§ **EXERCISE DESCRIPTION**:
Which lines of the records contain "name"? Collect every one of them.

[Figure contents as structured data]
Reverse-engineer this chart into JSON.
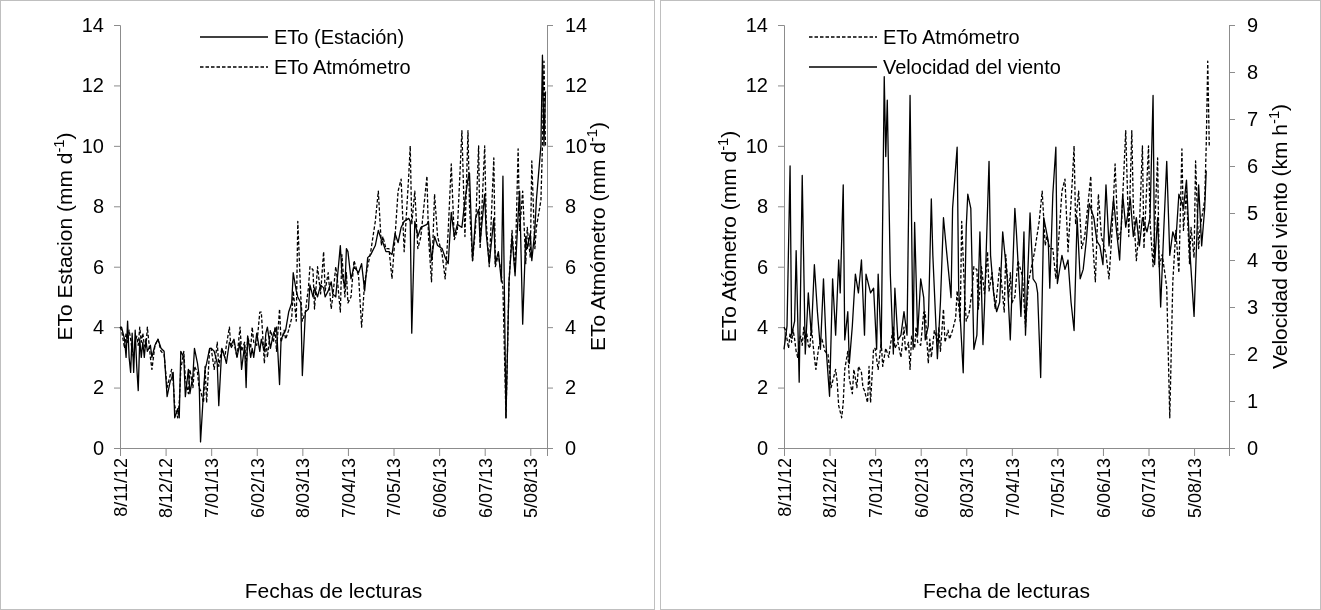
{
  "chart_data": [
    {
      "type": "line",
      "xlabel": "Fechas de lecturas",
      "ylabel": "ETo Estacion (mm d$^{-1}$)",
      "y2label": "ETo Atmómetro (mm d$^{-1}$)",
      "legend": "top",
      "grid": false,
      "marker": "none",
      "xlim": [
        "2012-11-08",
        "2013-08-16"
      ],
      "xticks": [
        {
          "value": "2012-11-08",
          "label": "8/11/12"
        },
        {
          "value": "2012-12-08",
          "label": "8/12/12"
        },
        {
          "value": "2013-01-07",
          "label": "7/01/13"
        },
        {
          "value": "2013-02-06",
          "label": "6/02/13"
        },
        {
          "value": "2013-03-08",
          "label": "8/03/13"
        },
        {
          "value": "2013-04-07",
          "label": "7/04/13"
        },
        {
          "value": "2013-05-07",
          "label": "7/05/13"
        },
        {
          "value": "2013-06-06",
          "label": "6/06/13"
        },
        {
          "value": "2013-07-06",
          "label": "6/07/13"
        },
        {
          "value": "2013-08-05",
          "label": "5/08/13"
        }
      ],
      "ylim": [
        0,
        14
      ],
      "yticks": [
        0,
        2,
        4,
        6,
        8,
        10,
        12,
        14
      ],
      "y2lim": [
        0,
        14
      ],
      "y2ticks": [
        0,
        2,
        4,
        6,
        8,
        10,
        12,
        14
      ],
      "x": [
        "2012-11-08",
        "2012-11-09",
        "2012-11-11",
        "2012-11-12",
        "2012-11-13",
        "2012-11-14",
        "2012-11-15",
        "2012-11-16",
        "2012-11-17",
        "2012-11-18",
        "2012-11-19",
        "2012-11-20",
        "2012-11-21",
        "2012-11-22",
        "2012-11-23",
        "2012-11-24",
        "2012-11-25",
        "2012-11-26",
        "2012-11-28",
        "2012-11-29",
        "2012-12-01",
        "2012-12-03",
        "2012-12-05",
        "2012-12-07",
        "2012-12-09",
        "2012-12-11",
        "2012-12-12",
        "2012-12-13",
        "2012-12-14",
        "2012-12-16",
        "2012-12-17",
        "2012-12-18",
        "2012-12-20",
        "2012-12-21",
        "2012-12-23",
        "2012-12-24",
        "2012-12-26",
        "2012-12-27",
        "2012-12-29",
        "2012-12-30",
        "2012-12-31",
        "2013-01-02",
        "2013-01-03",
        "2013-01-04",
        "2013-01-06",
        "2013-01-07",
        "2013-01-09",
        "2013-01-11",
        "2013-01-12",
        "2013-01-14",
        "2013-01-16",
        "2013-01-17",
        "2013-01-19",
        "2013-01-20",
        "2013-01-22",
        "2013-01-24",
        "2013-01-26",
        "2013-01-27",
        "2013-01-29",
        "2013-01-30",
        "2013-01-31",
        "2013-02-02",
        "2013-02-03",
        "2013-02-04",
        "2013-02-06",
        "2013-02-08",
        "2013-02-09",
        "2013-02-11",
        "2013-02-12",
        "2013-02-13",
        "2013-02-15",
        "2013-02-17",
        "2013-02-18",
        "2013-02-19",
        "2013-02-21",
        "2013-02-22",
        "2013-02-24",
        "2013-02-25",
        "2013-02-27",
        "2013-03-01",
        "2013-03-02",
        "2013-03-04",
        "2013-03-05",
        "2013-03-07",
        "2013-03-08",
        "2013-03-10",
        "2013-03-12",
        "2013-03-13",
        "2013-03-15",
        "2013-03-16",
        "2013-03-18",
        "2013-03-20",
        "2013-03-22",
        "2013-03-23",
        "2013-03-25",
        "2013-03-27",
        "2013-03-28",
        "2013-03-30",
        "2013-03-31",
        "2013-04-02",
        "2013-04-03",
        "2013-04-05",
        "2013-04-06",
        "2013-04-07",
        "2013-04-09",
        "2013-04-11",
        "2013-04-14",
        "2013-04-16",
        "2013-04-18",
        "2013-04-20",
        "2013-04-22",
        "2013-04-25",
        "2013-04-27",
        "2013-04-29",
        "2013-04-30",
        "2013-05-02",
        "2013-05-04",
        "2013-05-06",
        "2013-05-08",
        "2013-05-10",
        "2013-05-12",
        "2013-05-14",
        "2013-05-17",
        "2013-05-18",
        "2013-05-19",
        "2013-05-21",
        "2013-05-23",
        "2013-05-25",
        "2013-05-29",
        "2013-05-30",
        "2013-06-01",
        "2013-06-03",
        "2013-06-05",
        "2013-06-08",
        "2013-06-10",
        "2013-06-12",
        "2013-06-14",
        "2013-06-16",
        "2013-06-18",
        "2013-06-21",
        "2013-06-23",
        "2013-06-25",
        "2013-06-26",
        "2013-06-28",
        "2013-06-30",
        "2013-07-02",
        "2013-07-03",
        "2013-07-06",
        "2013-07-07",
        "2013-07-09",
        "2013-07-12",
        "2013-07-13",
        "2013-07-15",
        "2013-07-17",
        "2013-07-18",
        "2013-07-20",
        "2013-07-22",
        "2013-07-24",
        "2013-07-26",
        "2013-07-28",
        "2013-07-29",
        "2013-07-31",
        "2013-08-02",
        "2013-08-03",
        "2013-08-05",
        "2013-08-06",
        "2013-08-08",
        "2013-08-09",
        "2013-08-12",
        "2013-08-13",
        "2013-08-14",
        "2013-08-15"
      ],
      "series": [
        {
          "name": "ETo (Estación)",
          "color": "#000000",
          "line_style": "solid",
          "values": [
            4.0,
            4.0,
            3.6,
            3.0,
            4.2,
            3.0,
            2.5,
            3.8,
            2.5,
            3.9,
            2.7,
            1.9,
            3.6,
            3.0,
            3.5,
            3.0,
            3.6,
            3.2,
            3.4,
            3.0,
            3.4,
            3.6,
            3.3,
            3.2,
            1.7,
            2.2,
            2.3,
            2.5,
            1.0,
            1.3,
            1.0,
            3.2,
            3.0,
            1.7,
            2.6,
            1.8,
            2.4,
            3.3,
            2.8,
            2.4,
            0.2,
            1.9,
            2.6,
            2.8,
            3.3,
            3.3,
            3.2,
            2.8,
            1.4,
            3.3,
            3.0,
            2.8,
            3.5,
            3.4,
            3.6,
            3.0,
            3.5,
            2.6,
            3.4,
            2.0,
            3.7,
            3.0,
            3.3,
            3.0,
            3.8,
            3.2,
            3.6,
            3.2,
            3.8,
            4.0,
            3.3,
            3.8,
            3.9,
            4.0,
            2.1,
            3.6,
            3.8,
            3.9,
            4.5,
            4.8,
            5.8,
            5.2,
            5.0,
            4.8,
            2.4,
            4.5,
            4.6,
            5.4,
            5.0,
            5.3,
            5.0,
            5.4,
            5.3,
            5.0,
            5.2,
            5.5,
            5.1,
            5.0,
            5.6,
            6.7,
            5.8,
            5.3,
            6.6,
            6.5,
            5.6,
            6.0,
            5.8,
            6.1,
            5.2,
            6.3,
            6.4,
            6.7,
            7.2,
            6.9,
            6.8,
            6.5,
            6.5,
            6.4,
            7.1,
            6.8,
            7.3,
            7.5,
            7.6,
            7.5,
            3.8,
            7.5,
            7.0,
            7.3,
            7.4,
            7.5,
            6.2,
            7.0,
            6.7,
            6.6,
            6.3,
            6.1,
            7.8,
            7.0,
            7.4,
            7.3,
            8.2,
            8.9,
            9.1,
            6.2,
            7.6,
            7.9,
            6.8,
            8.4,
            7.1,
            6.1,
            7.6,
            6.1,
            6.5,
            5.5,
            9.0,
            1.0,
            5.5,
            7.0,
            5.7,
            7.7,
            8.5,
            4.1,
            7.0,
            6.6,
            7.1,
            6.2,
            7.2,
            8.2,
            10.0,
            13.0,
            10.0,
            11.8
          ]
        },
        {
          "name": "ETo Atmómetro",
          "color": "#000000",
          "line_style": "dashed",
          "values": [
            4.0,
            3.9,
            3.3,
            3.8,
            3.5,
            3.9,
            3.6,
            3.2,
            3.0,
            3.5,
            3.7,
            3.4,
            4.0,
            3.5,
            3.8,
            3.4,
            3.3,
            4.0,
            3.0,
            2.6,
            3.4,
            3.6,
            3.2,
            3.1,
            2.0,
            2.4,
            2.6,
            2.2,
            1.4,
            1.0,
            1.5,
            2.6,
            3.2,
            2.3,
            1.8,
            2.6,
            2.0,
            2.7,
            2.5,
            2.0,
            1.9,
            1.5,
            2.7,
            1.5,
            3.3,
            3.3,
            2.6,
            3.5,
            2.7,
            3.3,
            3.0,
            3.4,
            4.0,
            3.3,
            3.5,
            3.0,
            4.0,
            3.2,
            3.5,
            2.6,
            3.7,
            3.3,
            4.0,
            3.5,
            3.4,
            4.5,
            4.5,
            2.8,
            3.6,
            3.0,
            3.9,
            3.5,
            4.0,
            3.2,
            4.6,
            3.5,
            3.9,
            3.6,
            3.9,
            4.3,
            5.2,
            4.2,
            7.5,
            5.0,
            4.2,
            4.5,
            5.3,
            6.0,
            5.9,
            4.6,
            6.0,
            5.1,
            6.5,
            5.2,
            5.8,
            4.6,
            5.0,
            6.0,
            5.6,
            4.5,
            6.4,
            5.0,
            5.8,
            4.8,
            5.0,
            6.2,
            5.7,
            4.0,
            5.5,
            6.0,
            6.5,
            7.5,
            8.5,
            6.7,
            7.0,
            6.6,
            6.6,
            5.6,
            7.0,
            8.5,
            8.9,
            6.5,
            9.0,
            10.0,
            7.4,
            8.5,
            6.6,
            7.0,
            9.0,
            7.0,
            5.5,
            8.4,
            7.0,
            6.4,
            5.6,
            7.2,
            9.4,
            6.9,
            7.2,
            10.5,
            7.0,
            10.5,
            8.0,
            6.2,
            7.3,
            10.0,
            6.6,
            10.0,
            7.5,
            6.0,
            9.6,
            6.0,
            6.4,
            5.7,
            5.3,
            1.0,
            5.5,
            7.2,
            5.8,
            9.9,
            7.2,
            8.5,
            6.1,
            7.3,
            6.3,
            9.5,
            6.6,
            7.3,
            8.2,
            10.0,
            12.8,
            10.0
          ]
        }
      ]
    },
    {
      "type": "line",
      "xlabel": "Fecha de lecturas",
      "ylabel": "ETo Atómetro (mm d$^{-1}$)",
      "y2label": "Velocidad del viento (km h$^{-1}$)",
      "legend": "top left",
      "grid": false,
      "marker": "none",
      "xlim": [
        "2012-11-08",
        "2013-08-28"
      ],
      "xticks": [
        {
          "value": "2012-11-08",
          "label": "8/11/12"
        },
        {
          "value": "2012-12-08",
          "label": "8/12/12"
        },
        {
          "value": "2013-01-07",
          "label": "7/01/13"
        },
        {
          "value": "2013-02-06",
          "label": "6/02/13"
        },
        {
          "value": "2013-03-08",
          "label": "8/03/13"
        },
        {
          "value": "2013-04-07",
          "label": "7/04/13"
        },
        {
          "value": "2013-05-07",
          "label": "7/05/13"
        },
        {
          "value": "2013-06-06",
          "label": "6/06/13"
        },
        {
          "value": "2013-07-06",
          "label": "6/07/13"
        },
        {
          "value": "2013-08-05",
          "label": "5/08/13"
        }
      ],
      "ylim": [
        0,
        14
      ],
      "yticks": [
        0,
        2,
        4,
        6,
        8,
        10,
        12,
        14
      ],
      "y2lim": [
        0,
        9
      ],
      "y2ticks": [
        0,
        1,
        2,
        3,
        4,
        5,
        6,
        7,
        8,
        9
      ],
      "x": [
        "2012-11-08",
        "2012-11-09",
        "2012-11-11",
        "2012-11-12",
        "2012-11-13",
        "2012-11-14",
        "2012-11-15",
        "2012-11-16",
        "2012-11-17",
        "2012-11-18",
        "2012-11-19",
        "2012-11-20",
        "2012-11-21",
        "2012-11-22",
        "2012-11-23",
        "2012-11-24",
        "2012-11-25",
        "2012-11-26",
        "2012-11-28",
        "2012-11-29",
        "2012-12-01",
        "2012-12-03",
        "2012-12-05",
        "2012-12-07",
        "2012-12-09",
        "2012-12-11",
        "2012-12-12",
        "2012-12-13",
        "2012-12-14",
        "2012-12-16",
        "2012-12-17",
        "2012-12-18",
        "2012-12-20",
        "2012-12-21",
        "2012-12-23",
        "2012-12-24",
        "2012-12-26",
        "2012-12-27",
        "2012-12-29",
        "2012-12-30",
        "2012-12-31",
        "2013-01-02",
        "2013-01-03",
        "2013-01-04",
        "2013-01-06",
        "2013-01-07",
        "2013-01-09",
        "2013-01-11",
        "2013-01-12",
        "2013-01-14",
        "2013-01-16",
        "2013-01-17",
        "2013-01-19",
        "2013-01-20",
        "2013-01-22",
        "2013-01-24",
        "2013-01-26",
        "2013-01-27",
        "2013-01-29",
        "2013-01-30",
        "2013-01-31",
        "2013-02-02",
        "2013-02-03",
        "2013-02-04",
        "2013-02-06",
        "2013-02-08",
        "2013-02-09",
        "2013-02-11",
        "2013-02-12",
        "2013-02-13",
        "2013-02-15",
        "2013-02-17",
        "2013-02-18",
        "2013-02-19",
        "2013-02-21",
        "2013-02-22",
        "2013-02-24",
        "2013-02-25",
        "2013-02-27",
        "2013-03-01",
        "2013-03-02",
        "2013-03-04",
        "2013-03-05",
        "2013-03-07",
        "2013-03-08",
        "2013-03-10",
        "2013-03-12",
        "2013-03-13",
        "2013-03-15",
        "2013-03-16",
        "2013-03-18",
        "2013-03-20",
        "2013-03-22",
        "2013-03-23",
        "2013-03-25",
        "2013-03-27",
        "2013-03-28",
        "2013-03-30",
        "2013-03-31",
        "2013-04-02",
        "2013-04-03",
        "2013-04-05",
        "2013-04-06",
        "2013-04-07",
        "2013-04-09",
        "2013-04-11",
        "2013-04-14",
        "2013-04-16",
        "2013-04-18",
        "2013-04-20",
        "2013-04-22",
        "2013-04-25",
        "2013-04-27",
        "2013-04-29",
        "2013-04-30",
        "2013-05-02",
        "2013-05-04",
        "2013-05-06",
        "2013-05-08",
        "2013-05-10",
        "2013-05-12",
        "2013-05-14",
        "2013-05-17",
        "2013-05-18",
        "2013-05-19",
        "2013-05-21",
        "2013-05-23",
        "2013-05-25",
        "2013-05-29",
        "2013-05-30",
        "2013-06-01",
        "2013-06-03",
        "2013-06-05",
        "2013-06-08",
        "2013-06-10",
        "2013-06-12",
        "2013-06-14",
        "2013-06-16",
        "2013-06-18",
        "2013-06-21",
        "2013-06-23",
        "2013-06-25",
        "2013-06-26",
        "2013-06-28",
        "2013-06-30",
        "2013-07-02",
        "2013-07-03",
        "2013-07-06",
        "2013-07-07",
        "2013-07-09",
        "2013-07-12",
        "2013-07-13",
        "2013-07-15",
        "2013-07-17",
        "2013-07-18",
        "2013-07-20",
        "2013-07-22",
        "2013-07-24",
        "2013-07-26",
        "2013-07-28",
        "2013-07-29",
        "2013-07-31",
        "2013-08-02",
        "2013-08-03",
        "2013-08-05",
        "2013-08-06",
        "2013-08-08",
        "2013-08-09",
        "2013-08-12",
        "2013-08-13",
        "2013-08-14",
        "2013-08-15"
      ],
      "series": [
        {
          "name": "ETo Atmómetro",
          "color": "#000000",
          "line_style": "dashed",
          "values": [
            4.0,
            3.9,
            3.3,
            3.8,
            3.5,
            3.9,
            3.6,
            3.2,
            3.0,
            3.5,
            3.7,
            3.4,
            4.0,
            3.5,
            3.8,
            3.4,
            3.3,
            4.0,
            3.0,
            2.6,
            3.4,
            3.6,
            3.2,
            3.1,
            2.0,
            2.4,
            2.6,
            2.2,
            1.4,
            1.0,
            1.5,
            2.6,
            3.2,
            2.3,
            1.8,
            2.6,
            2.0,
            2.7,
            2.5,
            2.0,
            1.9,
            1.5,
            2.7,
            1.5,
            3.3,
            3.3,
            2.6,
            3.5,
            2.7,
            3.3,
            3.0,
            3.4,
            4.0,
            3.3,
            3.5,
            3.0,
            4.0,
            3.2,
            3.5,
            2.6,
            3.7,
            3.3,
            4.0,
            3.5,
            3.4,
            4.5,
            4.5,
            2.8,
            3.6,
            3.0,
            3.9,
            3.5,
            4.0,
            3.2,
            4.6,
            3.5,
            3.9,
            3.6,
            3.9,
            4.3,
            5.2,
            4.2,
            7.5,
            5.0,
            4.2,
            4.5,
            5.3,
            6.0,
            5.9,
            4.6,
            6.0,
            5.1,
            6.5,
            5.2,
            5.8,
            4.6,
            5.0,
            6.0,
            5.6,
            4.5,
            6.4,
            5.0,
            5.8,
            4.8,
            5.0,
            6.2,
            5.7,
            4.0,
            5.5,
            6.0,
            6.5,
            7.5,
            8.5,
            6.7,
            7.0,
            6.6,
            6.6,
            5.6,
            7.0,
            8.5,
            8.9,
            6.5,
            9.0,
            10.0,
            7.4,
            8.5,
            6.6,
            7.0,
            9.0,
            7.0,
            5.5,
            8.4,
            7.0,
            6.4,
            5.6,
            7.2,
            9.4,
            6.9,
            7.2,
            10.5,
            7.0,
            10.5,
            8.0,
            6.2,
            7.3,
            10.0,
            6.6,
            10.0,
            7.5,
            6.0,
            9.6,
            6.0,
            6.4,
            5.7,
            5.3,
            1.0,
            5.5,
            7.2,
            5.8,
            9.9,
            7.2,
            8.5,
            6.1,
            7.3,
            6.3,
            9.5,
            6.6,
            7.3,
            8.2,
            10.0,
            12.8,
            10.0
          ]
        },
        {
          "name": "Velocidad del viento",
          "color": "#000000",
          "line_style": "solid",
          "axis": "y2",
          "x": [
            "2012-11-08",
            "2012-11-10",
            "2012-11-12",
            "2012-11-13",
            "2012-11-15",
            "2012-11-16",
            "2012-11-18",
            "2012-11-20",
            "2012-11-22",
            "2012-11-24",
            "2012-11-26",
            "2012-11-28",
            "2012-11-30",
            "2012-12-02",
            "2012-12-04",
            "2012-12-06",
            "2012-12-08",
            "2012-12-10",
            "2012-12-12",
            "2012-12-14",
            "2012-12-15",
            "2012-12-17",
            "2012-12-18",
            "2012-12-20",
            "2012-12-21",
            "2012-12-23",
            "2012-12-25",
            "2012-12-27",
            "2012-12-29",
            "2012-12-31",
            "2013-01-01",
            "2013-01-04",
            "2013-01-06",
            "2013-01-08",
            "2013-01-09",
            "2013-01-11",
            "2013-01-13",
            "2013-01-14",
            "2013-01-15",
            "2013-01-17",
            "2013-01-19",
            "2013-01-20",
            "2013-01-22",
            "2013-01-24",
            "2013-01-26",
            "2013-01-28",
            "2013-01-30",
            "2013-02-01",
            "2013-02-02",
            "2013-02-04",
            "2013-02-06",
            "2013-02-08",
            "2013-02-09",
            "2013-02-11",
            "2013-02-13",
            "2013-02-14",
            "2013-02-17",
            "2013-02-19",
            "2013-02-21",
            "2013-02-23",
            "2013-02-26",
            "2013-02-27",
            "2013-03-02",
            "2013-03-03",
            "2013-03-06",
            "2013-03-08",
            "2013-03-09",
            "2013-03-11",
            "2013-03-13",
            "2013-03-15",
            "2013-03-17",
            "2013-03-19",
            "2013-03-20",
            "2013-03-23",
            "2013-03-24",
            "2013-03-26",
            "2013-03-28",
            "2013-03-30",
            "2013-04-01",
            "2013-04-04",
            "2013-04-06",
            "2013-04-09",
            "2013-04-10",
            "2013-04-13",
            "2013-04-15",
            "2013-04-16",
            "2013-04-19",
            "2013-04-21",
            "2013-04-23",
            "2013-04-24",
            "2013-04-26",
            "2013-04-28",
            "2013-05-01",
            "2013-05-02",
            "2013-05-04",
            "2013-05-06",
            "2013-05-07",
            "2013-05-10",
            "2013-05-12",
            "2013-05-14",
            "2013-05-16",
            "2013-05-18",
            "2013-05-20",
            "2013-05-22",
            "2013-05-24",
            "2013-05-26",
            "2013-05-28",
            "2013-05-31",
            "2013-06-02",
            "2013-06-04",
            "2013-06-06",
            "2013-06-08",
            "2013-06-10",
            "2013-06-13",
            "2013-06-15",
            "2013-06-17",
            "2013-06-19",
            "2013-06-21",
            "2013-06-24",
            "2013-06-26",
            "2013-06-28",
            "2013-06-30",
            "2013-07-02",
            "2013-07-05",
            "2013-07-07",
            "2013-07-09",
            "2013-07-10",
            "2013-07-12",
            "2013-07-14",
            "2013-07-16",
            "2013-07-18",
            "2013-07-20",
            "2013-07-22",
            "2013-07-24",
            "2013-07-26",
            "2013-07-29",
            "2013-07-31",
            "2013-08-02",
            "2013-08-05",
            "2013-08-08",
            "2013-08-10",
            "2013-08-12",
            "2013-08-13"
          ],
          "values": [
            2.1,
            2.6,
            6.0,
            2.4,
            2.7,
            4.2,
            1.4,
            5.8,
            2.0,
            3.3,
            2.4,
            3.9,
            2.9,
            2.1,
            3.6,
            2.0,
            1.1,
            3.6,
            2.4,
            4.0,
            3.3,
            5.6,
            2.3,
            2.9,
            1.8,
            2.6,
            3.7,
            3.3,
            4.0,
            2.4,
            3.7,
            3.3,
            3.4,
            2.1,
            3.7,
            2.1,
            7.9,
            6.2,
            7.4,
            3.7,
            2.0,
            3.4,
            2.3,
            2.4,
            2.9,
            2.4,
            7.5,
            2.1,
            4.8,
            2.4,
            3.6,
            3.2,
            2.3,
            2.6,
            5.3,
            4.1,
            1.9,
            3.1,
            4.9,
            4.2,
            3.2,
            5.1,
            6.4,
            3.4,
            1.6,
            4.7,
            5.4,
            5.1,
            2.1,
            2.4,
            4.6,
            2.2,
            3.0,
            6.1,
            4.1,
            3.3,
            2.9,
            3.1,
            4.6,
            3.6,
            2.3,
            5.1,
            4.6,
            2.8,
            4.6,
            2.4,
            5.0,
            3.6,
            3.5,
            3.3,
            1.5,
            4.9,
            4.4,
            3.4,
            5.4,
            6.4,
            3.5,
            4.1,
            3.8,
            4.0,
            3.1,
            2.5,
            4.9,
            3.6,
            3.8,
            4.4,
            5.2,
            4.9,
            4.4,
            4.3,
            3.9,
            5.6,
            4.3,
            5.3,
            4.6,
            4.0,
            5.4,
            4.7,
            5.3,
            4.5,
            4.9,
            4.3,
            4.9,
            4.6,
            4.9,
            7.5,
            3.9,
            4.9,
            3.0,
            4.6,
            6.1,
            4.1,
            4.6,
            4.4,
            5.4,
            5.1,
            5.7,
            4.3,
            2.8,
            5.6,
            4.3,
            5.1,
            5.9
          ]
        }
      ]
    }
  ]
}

* * *

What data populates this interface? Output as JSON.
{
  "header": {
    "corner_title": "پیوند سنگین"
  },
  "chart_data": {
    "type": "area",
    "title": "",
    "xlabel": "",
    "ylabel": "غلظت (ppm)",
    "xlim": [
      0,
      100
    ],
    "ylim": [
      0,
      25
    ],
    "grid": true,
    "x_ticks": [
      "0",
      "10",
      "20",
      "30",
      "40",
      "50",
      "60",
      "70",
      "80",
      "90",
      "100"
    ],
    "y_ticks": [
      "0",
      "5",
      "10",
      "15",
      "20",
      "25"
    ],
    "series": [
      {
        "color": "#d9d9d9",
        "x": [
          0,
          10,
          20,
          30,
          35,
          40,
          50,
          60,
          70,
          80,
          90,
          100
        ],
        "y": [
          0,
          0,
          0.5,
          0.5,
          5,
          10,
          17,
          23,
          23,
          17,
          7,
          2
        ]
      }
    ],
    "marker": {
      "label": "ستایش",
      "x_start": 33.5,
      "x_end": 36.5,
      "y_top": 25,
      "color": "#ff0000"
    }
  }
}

§ **THE ANSWER**:
          "name": "ETo (Estación)",
          "name": "ETo Atmómetro",
          "name": "ETo Atmómetro",
          "name": "Velocidad del viento",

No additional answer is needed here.